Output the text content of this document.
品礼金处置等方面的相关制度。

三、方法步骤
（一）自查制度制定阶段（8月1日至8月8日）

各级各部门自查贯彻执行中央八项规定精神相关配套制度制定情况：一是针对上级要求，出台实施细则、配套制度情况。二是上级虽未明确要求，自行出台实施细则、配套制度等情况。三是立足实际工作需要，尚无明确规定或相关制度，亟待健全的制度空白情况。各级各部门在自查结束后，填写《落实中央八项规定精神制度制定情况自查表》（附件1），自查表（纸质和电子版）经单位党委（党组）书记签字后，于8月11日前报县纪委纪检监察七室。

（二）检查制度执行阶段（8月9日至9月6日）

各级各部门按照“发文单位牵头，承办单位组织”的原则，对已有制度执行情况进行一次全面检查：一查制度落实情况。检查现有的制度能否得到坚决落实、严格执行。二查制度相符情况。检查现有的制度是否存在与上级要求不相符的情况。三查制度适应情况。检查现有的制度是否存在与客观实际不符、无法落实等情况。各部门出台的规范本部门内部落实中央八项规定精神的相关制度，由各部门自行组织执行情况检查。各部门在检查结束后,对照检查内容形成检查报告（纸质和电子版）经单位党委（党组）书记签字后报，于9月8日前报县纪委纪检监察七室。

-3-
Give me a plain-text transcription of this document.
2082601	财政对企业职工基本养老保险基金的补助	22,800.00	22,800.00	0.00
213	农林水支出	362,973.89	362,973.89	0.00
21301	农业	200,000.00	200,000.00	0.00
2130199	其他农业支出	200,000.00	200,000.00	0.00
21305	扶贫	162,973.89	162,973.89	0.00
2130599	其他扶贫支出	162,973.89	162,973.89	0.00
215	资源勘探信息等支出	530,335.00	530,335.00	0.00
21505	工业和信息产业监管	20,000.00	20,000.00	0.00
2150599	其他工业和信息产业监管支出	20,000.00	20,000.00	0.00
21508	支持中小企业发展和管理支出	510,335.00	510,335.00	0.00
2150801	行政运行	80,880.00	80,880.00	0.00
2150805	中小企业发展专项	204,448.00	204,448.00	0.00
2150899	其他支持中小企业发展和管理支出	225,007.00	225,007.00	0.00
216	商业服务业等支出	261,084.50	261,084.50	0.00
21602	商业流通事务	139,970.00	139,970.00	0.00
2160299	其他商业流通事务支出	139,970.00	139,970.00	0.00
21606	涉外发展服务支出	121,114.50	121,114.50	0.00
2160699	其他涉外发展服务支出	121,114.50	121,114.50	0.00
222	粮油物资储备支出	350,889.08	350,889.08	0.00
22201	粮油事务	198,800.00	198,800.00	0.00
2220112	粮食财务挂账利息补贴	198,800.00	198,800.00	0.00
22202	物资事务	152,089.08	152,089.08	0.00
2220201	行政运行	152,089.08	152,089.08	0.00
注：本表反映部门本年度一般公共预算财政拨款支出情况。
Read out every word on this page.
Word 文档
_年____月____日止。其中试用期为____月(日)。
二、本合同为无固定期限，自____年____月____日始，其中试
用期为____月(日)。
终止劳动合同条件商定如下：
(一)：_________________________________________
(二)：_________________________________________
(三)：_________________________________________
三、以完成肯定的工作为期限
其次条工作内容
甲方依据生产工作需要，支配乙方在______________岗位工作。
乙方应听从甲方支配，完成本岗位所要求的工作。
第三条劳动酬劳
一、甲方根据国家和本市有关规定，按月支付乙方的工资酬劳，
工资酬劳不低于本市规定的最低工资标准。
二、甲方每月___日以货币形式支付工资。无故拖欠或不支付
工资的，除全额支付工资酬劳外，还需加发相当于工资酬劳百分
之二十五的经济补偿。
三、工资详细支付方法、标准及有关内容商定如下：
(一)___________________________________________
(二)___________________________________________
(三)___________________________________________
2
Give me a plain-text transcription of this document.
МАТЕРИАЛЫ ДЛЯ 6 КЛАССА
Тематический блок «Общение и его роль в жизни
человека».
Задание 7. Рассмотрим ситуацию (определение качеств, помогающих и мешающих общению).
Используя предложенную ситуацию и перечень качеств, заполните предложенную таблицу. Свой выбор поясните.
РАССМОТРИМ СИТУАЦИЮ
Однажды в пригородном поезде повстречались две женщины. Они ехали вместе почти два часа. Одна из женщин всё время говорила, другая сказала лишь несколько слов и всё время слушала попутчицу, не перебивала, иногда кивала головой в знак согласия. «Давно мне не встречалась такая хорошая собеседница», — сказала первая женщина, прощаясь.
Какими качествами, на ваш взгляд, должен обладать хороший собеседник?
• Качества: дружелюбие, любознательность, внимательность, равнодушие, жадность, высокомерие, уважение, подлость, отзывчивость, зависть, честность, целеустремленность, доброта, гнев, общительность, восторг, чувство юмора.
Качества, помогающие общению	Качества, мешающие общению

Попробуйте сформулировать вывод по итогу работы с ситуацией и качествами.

_ _ _ _

> **Your objective**
Please output every record, keeping each line exact.

> **Written answer**
Output the text content of this document.
品礼金处置等方面的相关制度。

三、方法步骤
（一）自查制度制定阶段（8月1日至8月8日）

各级各部门自查贯彻执行中央八项规定精神相关配套制度制定情况：一是针对上级要求，出台实施细则、配套制度情况。二是上级虽未明确要求，自行出台实施细则、配套制度等情况。三是立足实际工作需要，尚无明确规定或相关制度，亟待健全的制度空白情况。各级各部门在自查结束后，填写《落实中央八项规定精神制度制定情况自查表》（附件1），自查表（纸质和电子版）经单位党委（党组）书记签字后，于8月11日前报县纪委纪检监察七室。

（二）检查制度执行阶段（8月9日至9月6日）

各级各部门按照“发文单位牵头，承办单位组织”的原则，对已有制度执行情况进行一次全面检查：一查制度落实情况。检查现有的制度能否得到坚决落实、严格执行。二查制度相符情况。检查现有的制度是否存在与上级要求不相符的情况。三查制度适应情况。检查现有的制度是否存在与客观实际不符、无法落实等情况。各部门出台的规范本部门内部落实中央八项规定精神的相关制度，由各部门自行组织执行情况检查。各部门在检查结束后,对照检查内容形成检查报告（纸质和电子版）经单位党委（党组）书记签字后报，于9月8日前报县纪委纪检监察七室。

-3-
Give me a plain-text transcription of this document.
2082601	财政对企业职工基本养老保险基金的补助	22,800.00	22,800.00	0.00
213	农林水支出	362,973.89	362,973.89	0.00
21301	农业	200,000.00	200,000.00	0.00
2130199	其他农业支出	200,000.00	200,000.00	0.00
21305	扶贫	162,973.89	162,973.89	0.00
2130599	其他扶贫支出	162,973.89	162,973.89	0.00
215	资源勘探信息等支出	530,335.00	530,335.00	0.00
21505	工业和信息产业监管	20,000.00	20,000.00	0.00
2150599	其他工业和信息产业监管支出	20,000.00	20,000.00	0.00
21508	支持中小企业发展和管理支出	510,335.00	510,335.00	0.00
2150801	行政运行	80,880.00	80,880.00	0.00
2150805	中小企业发展专项	204,448.00	204,448.00	0.00
2150899	其他支持中小企业发展和管理支出	225,007.00	225,007.00	0.00
216	商业服务业等支出	261,084.50	261,084.50	0.00
21602	商业流通事务	139,970.00	139,970.00	0.00
2160299	其他商业流通事务支出	139,970.00	139,970.00	0.00
21606	涉外发展服务支出	121,114.50	121,114.50	0.00
2160699	其他涉外发展服务支出	121,114.50	121,114.50	0.00
222	粮油物资储备支出	350,889.08	350,889.08	0.00
22201	粮油事务	198,800.00	198,800.00	0.00
2220112	粮食财务挂账利息补贴	198,800.00	198,800.00	0.00
22202	物资事务	152,089.08	152,089.08	0.00
2220201	行政运行	152,089.08	152,089.08	0.00
注：本表反映部门本年度一般公共预算财政拨款支出情况。
Read out every word on this page.
Word 文档
_年____月____日止。其中试用期为____月(日)。
二、本合同为无固定期限，自____年____月____日始，其中试
用期为____月(日)。
终止劳动合同条件商定如下：
(一)：_________________________________________
(二)：_________________________________________
(三)：_________________________________________
三、以完成肯定的工作为期限
其次条工作内容
甲方依据生产工作需要，支配乙方在______________岗位工作。
乙方应听从甲方支配，完成本岗位所要求的工作。
第三条劳动酬劳
一、甲方根据国家和本市有关规定，按月支付乙方的工资酬劳，
工资酬劳不低于本市规定的最低工资标准。
二、甲方每月___日以货币形式支付工资。无故拖欠或不支付
工资的，除全额支付工资酬劳外，还需加发相当于工资酬劳百分
之二十五的经济补偿。
三、工资详细支付方法、标准及有关内容商定如下：
(一)___________________________________________
(二)___________________________________________
(三)___________________________________________
2
Give me a plain-text transcription of this document.
МАТЕРИАЛЫ ДЛЯ 6 КЛАССА
Тематический блок «Общение и его роль в жизни
человека».
Задание 7. Рассмотрим ситуацию (определение качеств, помогающих и мешающих общению).
Используя предложенную ситуацию и перечень качеств, заполните предложенную таблицу. Свой выбор поясните.
РАССМОТРИМ СИТУАЦИЮ
Однажды в пригородном поезде повстречались две женщины. Они ехали вместе почти два часа. Одна из женщин всё время говорила, другая сказала лишь несколько слов и всё время слушала попутчицу, не перебивала, иногда кивала головой в знак согласия. «Давно мне не встречалась такая хорошая собеседница», — сказала первая женщина, прощаясь.
Какими качествами, на ваш взгляд, должен обладать хороший собеседник?
• Качества: дружелюбие, любознательность, внимательность, равнодушие, жадность, высокомерие, уважение, подлость, отзывчивость, зависть, честность, целеустремленность, доброта, гнев, общительность, восторг, чувство юмора.
Качества, помогающие общению	Качества, мешающие общению

Попробуйте сформулировать вывод по итогу работы с ситуацией и качествами.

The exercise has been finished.